Work to do »
Pull out each line of the records holding the string "people".

Supplied material »
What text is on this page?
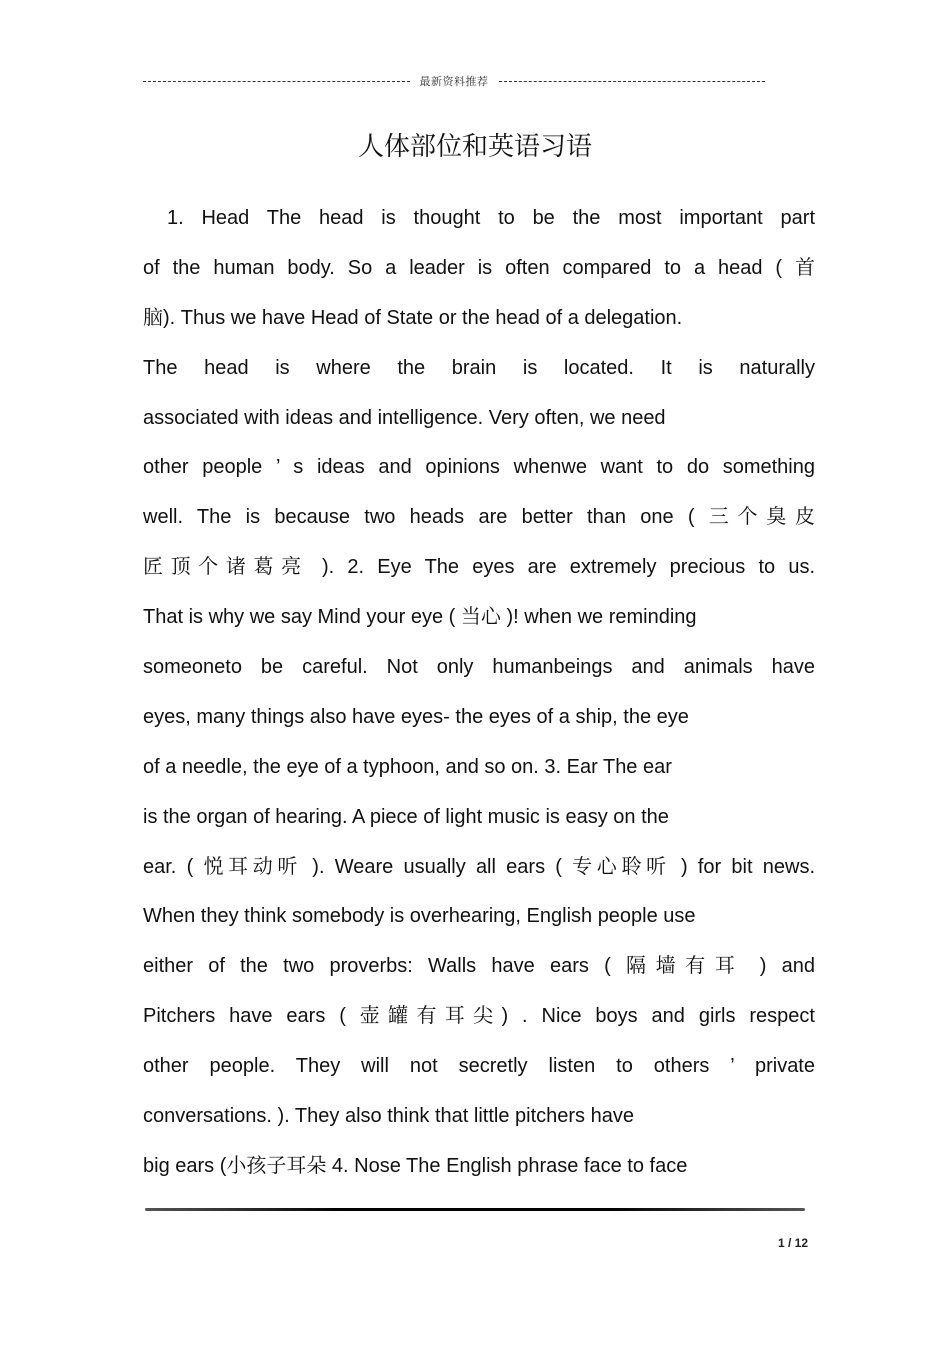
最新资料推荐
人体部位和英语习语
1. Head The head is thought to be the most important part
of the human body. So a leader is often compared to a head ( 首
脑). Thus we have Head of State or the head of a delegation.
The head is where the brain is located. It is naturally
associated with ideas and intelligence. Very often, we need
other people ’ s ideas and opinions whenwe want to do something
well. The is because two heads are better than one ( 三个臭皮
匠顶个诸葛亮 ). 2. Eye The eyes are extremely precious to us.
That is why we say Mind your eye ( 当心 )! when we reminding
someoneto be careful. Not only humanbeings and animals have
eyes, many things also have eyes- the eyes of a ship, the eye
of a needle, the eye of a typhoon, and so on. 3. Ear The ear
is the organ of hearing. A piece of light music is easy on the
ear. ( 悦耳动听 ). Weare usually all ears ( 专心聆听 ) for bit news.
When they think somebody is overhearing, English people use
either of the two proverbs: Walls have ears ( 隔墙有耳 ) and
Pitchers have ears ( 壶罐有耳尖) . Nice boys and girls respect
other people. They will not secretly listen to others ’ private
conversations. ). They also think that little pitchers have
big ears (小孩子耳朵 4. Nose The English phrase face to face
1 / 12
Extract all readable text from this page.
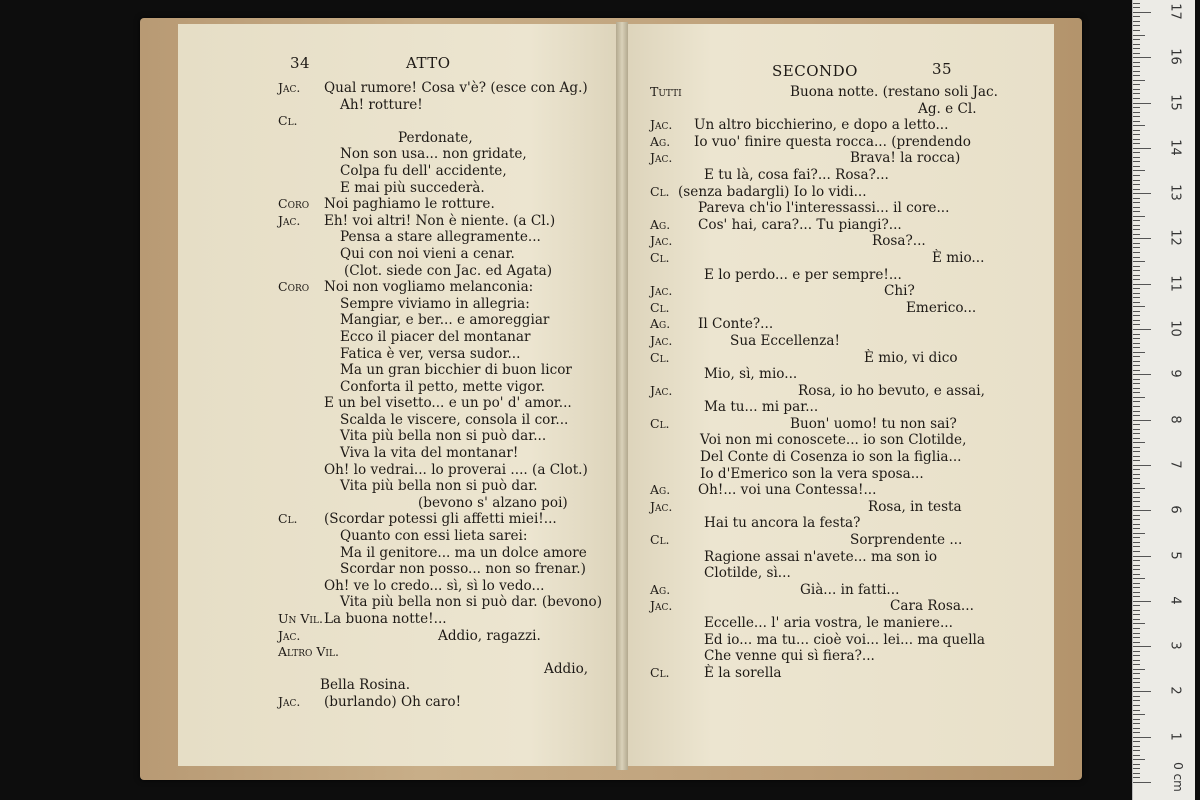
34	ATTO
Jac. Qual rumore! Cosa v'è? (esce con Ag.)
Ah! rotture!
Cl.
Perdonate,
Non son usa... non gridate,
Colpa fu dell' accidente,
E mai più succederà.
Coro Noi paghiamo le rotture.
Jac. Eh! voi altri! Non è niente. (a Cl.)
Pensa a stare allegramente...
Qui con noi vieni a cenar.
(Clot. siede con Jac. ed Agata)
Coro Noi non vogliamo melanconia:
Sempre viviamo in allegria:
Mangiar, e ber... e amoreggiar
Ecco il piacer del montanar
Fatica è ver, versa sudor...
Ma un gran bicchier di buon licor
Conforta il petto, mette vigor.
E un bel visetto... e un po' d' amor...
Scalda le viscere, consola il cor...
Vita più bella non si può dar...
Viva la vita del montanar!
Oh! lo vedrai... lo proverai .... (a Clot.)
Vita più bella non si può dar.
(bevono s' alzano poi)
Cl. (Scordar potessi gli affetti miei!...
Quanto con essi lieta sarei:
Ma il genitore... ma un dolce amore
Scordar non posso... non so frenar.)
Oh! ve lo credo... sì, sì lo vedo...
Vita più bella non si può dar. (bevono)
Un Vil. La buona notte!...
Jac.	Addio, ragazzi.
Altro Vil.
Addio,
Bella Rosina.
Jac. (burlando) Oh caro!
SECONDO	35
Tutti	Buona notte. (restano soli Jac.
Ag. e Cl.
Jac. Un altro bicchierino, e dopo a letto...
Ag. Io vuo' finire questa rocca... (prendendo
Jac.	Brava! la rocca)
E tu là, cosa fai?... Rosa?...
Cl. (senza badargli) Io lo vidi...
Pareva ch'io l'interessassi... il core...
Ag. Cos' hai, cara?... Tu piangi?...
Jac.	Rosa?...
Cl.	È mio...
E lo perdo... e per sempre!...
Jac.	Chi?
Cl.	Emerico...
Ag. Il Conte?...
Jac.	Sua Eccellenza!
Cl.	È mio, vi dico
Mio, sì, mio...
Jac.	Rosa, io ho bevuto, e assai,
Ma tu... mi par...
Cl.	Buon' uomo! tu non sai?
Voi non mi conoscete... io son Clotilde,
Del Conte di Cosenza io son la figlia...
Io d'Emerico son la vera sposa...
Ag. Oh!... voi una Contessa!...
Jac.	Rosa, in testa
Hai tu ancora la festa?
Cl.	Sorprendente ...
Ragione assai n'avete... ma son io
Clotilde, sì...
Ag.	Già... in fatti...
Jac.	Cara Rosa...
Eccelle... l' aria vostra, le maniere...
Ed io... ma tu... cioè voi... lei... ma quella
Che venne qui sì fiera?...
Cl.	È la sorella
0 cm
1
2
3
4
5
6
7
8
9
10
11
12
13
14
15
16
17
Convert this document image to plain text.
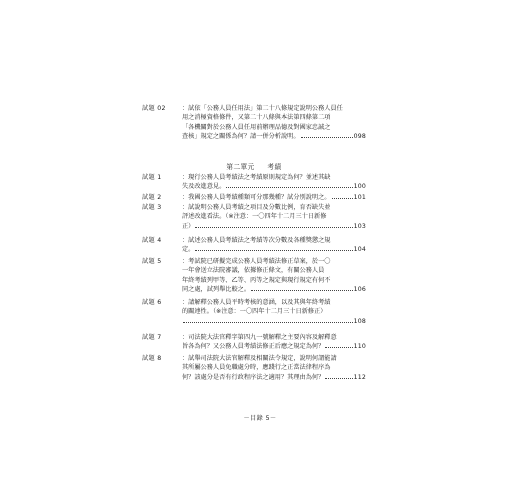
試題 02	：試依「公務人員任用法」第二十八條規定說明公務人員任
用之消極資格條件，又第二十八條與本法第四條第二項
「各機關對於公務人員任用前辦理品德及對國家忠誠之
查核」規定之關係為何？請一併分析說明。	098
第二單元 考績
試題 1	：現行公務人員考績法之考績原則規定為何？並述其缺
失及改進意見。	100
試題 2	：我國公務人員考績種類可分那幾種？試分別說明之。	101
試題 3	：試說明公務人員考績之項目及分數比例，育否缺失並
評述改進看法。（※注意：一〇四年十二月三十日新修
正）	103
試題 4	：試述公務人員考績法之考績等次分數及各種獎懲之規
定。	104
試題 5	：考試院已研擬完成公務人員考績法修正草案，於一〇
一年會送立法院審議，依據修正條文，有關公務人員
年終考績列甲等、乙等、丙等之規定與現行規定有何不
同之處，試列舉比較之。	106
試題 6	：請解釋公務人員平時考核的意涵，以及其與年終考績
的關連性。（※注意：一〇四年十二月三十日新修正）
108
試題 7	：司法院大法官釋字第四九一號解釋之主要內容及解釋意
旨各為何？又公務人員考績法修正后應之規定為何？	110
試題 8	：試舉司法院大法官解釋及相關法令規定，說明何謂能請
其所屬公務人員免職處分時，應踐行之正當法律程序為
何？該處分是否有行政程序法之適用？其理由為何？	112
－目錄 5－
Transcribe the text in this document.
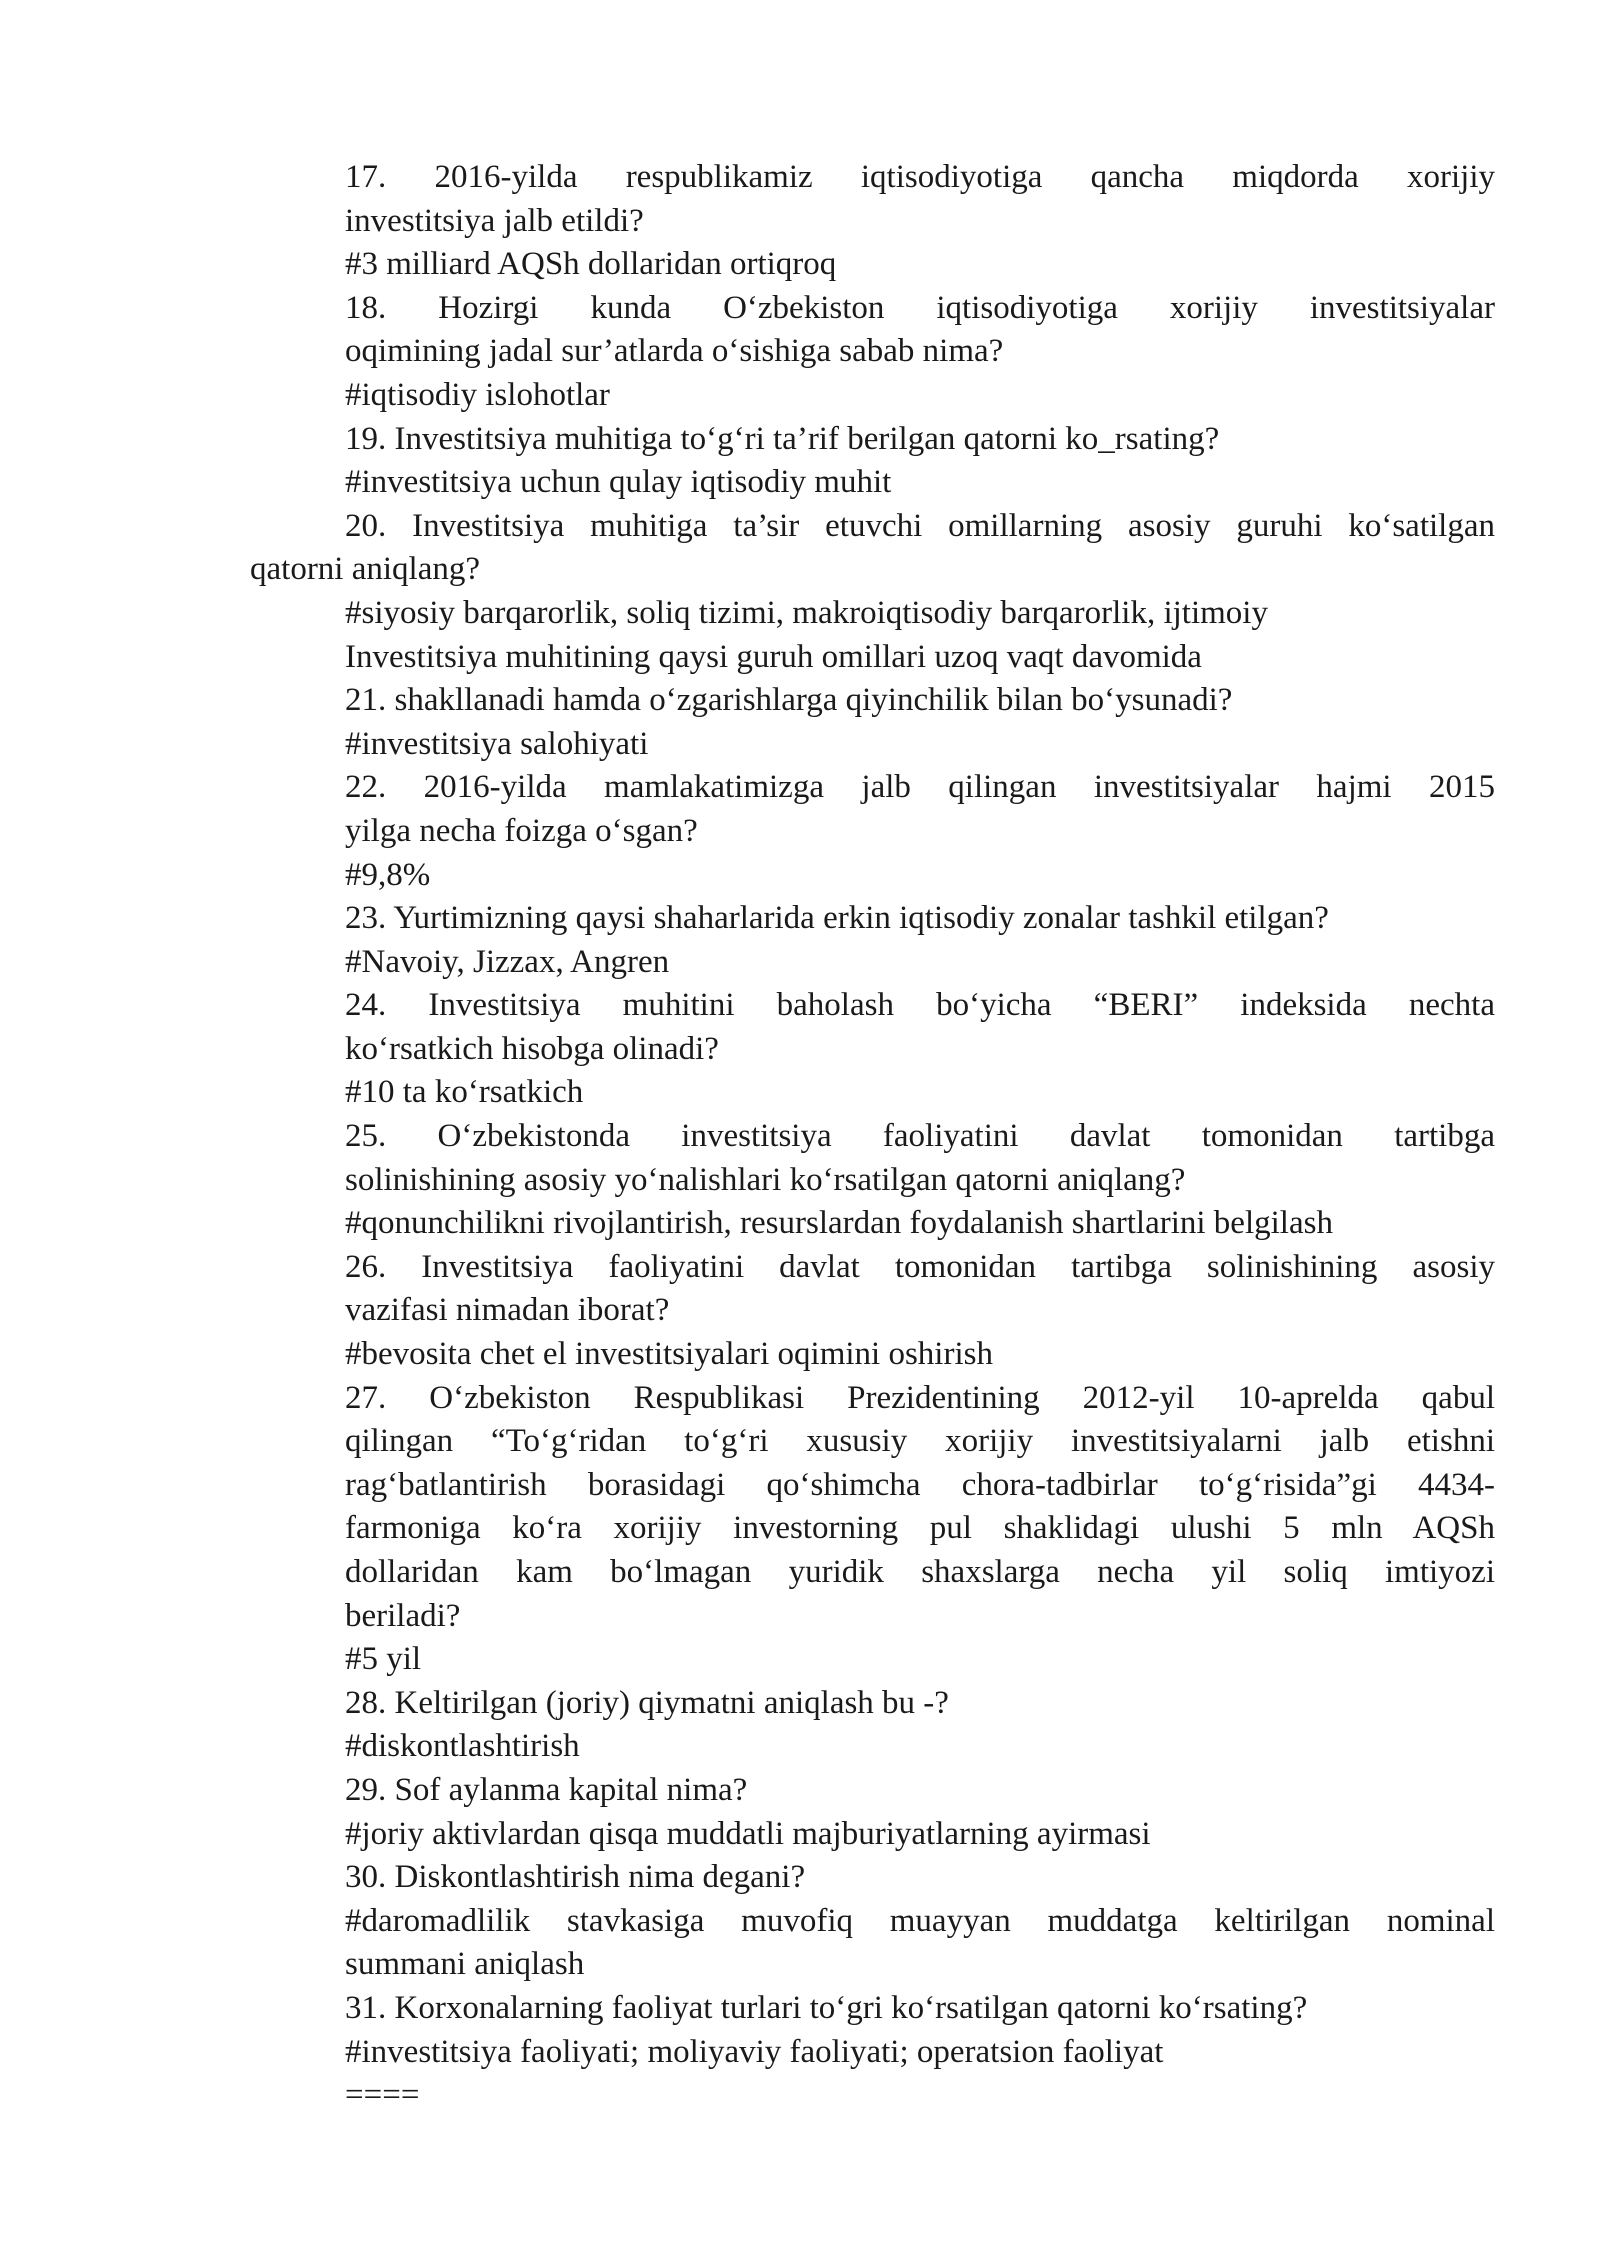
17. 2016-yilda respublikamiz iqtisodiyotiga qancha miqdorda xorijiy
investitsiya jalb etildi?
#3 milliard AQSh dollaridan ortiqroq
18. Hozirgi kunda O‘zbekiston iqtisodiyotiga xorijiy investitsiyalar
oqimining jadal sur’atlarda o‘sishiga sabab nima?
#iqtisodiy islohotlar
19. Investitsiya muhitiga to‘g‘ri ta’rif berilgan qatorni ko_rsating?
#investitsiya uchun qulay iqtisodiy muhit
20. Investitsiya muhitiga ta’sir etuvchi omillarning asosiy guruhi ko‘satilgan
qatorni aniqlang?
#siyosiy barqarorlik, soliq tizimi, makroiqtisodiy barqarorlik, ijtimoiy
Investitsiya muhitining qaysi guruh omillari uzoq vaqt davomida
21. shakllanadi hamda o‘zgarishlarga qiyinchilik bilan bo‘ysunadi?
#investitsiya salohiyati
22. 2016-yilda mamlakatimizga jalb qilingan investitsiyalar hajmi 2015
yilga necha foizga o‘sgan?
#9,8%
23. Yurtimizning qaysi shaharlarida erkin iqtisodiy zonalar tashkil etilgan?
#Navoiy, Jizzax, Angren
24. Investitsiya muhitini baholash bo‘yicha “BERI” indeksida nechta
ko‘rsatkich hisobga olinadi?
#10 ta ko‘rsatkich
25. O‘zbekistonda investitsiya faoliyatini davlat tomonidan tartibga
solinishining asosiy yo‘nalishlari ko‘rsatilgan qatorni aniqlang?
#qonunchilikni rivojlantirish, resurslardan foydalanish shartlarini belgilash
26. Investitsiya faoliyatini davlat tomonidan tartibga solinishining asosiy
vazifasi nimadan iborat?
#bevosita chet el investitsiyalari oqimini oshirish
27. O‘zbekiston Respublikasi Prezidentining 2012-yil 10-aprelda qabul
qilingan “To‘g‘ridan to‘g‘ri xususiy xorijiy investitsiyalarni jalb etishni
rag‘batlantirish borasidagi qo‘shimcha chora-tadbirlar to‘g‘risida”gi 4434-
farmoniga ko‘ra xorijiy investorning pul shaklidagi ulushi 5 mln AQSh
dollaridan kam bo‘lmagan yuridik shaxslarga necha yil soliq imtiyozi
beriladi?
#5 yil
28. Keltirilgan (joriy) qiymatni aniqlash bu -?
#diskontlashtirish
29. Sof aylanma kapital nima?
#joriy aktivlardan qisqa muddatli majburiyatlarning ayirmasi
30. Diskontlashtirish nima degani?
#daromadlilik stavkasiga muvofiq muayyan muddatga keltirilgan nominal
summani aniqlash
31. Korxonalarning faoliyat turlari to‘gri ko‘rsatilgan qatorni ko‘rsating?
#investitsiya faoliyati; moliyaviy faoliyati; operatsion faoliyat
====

Written solution »
other people ’ s ideas and opinions whenwe want to do something
When they think somebody is overhearing, English people use
other people. They will not secretly listen to others ’ private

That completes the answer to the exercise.